### Data entries
_ _ _
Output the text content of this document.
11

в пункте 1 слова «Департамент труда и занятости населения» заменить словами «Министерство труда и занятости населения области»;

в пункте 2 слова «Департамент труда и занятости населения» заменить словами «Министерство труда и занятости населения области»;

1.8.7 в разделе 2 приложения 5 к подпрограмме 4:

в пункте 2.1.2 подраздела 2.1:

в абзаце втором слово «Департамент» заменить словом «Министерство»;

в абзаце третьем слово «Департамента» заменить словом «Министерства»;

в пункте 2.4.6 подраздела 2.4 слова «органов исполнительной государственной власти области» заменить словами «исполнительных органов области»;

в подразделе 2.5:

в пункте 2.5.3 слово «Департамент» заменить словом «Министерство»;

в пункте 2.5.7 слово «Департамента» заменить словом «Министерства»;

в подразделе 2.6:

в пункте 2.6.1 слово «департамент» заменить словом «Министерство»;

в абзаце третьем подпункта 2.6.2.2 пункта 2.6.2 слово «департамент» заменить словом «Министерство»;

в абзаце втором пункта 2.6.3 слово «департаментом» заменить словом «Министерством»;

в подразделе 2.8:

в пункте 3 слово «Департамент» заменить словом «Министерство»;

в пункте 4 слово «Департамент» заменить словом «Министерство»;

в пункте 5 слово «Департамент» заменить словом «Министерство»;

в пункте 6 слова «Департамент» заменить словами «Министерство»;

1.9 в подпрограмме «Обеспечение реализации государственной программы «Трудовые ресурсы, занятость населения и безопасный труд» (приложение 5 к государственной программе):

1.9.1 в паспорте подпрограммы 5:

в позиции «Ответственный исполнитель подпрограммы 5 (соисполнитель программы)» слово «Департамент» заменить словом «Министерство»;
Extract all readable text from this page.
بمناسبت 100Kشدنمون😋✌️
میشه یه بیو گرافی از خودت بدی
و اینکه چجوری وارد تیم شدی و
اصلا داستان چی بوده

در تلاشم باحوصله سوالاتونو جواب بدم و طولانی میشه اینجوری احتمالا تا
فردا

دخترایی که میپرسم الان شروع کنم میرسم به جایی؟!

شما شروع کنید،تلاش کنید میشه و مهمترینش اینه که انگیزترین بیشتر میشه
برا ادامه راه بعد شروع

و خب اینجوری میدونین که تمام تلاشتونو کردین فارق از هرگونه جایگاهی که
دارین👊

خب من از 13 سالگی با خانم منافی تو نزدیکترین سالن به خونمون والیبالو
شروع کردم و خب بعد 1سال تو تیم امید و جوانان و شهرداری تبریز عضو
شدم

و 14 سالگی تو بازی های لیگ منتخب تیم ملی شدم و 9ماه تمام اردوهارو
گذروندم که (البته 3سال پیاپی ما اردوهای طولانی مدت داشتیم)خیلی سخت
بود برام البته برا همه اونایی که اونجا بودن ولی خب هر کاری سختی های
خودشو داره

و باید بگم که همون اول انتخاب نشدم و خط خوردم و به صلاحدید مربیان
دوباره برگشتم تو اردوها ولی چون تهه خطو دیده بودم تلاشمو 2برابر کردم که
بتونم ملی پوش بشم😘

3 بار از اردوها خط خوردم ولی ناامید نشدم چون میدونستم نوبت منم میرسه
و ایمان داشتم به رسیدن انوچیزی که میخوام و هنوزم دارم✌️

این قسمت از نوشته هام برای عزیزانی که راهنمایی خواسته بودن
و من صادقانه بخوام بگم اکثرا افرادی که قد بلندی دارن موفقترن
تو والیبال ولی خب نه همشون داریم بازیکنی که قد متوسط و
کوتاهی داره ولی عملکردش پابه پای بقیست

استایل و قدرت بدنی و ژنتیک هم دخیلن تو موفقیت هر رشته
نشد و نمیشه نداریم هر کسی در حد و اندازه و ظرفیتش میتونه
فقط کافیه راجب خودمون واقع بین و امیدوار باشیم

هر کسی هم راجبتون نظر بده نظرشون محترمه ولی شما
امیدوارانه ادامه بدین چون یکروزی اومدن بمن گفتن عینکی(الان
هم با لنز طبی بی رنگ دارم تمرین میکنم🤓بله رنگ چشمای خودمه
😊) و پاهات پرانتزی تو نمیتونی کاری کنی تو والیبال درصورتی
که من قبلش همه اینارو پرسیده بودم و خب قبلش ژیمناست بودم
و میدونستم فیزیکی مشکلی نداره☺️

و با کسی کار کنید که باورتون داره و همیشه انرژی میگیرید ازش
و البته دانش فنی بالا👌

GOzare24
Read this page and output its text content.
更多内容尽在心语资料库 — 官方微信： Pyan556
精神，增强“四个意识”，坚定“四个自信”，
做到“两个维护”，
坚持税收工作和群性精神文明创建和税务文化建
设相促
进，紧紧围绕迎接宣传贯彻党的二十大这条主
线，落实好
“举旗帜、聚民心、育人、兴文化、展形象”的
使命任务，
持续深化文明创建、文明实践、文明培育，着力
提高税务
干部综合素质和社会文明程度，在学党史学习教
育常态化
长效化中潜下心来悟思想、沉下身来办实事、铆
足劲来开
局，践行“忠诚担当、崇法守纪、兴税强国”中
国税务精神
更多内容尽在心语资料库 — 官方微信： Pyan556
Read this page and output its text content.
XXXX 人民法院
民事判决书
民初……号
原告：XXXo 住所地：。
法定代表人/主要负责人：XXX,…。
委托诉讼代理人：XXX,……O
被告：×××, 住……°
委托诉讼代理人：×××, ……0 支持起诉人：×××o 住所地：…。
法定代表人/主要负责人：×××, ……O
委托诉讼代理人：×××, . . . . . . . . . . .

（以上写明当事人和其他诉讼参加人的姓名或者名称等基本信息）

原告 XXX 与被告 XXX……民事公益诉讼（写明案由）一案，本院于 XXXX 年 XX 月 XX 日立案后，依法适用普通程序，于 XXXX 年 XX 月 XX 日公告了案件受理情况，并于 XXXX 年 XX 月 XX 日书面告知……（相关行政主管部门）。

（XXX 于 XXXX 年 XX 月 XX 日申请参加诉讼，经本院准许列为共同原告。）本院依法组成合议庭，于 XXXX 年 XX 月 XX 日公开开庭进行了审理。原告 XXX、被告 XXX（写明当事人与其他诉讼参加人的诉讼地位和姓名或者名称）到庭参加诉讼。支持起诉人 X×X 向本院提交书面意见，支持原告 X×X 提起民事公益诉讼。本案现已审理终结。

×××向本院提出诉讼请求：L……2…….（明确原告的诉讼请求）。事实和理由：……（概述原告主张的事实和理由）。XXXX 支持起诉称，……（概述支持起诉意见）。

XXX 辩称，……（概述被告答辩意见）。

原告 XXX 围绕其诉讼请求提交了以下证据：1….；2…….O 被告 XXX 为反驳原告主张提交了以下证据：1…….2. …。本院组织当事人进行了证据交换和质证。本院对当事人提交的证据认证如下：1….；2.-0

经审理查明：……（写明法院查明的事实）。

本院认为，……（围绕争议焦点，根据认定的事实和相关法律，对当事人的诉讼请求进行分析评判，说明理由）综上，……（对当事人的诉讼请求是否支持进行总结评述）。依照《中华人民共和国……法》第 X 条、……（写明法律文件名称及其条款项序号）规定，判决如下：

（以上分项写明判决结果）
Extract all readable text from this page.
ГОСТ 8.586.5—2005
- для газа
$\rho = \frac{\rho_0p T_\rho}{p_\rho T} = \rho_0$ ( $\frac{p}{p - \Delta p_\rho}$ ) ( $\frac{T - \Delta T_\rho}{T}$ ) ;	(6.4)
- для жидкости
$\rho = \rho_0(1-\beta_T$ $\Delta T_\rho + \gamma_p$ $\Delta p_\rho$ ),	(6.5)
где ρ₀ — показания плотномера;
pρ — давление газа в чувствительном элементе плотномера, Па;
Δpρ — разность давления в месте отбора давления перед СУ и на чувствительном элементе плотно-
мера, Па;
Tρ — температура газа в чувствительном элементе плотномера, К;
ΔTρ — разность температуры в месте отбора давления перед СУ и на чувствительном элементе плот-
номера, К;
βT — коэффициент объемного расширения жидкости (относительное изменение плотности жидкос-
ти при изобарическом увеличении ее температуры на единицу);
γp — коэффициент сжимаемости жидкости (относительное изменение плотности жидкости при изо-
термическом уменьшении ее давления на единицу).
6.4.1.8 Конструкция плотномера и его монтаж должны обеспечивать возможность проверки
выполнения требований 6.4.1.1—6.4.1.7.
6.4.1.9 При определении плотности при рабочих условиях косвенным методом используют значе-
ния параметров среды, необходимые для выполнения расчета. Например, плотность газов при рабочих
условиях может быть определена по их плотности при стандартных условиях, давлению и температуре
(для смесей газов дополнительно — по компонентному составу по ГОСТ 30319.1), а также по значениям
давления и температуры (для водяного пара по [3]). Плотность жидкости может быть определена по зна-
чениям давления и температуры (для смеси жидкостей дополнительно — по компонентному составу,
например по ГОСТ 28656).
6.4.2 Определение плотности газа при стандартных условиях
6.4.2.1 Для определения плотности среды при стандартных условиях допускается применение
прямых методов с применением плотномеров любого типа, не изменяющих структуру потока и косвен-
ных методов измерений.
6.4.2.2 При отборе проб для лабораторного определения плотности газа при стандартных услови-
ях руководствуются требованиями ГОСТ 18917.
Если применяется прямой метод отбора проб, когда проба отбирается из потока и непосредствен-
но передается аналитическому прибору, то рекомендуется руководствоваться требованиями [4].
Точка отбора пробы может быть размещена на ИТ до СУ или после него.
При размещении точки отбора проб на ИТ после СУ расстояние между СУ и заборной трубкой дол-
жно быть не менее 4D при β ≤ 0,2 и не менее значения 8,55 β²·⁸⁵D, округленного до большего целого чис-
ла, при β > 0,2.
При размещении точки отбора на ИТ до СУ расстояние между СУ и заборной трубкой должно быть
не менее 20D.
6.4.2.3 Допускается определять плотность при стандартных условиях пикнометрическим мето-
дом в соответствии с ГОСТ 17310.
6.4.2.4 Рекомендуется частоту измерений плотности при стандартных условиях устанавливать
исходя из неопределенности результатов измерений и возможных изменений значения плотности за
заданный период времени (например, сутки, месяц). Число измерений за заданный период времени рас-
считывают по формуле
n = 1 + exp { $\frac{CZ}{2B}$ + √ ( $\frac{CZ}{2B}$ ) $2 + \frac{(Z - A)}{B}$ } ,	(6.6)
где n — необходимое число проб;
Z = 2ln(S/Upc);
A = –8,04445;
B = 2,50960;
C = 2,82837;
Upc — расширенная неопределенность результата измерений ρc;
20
_ _ _
### Objective
Go through the entries above and pull out each line with "составу" in it.

### Answer below
(для смесей газов дополнительно — по компонентному составу по ГОСТ 30319.1), а также по значениям
чениям давления и температуры (для смеси жидкостей дополнительно — по компонентному составу,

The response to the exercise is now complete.